» **SHORT TASK**:
Pull out from the material below all lines with "pandora".

(Dataset rows)
* * * * *

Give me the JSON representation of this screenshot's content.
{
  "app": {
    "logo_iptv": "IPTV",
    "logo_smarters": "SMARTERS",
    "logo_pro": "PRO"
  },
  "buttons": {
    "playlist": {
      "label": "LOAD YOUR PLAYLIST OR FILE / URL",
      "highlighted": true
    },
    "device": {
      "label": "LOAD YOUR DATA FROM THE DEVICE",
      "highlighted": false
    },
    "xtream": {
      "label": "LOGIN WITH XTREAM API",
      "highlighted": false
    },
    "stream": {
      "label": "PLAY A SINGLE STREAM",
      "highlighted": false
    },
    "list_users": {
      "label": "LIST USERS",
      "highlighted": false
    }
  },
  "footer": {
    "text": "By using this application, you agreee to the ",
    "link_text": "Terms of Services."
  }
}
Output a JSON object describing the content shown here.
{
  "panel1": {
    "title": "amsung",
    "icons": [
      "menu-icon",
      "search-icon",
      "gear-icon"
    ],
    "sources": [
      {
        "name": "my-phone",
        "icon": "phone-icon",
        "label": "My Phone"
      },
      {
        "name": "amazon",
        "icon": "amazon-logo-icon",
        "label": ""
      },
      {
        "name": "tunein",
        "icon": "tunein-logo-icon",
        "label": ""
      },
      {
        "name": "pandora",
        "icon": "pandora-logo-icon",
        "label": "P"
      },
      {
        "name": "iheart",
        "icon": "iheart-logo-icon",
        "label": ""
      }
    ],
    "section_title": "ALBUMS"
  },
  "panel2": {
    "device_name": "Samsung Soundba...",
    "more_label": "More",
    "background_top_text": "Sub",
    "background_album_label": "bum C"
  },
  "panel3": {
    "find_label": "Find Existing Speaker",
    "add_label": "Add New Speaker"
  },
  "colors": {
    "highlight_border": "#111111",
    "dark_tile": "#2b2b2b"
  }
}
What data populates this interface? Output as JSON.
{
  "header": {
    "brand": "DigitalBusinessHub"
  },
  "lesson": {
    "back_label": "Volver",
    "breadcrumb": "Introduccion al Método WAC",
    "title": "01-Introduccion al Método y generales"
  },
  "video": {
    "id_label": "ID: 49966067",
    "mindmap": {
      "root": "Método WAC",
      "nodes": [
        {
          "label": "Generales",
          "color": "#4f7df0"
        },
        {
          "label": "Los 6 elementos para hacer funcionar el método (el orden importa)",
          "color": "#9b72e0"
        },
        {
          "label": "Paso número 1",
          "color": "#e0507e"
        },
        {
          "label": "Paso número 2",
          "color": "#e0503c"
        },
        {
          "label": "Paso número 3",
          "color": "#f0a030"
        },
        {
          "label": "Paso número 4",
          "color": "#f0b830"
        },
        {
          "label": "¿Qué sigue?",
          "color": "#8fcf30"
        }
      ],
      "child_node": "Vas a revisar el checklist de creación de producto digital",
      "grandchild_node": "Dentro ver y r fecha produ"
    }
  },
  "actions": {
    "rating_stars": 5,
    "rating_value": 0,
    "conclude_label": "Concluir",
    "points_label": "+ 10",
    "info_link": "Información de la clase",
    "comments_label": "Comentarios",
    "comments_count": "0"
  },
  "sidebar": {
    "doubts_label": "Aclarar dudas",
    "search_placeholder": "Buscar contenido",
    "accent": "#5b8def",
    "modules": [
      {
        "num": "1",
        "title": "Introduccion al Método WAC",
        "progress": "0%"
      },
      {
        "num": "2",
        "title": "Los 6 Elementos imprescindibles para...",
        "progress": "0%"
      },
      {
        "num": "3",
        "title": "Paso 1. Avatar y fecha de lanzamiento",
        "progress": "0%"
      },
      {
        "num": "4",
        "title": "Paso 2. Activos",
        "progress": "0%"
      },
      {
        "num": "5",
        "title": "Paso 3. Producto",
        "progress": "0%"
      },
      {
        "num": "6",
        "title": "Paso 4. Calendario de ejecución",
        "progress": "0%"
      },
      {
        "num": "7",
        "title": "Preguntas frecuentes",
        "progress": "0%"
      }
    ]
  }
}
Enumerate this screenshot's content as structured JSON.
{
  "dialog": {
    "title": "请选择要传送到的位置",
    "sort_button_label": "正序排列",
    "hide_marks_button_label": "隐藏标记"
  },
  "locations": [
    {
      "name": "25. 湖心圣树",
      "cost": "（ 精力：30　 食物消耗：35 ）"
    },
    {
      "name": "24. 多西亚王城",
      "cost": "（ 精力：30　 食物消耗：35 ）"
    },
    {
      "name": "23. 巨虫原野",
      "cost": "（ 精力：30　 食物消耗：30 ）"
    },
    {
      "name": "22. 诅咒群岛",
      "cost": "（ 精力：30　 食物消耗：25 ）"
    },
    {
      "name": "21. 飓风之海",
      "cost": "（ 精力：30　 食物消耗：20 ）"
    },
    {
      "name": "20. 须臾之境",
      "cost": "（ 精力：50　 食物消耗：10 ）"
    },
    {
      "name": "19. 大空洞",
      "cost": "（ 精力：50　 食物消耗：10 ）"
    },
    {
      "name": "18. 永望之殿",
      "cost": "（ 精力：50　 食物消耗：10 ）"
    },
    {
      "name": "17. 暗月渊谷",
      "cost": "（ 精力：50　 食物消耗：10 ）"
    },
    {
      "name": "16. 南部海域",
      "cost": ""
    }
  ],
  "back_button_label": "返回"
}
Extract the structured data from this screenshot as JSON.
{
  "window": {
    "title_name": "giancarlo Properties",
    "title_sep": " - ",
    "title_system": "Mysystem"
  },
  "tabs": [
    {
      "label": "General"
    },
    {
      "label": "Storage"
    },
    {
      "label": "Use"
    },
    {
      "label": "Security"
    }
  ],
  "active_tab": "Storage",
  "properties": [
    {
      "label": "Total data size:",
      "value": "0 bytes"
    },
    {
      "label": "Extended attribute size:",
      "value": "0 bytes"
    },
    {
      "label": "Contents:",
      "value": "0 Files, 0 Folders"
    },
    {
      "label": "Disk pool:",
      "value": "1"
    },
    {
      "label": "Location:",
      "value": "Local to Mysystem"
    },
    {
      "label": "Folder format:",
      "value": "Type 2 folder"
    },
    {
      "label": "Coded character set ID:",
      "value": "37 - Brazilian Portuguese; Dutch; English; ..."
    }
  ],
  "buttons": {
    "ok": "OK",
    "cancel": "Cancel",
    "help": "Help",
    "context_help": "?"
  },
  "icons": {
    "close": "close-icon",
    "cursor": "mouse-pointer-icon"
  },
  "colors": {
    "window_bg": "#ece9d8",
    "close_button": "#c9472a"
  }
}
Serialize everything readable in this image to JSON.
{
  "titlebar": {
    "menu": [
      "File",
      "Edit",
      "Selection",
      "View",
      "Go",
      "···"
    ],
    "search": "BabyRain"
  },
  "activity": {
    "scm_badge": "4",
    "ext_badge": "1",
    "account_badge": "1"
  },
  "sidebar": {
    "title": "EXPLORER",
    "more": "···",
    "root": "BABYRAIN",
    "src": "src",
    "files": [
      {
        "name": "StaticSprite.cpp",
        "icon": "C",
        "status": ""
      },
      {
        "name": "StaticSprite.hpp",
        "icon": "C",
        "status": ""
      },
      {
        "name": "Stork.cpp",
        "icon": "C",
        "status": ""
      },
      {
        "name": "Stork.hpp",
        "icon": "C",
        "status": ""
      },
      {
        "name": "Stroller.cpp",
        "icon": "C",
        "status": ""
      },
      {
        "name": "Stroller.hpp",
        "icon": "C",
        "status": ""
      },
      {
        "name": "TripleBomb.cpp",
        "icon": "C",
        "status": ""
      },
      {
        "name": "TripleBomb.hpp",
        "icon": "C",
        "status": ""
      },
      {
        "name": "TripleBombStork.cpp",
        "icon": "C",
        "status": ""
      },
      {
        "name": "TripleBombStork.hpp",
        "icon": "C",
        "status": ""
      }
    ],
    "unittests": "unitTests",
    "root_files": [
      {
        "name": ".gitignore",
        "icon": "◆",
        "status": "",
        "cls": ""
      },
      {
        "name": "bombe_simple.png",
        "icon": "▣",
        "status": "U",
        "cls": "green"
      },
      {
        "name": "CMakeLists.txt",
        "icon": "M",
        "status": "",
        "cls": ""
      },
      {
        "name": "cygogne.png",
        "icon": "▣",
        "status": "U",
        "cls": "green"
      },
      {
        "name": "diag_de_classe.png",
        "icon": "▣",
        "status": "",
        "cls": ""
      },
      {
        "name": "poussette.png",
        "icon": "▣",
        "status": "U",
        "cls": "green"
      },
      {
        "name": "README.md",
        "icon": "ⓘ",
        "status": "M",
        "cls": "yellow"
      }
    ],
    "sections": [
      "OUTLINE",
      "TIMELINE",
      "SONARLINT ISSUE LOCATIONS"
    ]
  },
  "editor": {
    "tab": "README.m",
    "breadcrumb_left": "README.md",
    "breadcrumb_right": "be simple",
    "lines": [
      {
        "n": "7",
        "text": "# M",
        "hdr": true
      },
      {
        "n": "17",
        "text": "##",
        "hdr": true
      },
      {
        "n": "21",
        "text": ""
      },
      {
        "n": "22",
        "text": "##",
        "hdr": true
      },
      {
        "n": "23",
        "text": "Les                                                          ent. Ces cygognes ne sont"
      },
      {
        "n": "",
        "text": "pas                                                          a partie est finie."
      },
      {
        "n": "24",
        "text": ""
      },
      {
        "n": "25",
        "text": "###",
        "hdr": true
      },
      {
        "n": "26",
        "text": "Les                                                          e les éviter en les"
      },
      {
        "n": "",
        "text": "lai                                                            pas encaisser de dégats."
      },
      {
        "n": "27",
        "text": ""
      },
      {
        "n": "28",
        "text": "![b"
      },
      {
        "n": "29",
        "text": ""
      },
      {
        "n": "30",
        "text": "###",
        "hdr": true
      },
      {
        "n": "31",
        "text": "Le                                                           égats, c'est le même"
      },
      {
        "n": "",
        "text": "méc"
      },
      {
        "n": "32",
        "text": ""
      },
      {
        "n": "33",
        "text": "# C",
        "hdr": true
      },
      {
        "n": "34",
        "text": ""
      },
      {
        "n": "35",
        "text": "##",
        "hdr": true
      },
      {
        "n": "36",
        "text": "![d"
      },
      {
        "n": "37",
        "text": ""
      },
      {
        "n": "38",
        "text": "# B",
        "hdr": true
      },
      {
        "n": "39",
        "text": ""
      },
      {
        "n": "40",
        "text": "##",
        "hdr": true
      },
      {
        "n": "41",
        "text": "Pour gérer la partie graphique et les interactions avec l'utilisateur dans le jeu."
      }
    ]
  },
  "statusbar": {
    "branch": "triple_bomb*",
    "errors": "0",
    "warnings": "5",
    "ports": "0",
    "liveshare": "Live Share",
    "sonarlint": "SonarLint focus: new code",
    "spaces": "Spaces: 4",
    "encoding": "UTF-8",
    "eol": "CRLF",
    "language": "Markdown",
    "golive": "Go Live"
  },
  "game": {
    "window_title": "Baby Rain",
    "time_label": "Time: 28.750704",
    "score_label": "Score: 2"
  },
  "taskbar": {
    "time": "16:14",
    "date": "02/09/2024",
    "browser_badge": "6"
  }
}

* * * * *

» **SOLUTION FOR THIS TASK**:
        "name": "pandora",
        "icon": "pandora-logo-icon",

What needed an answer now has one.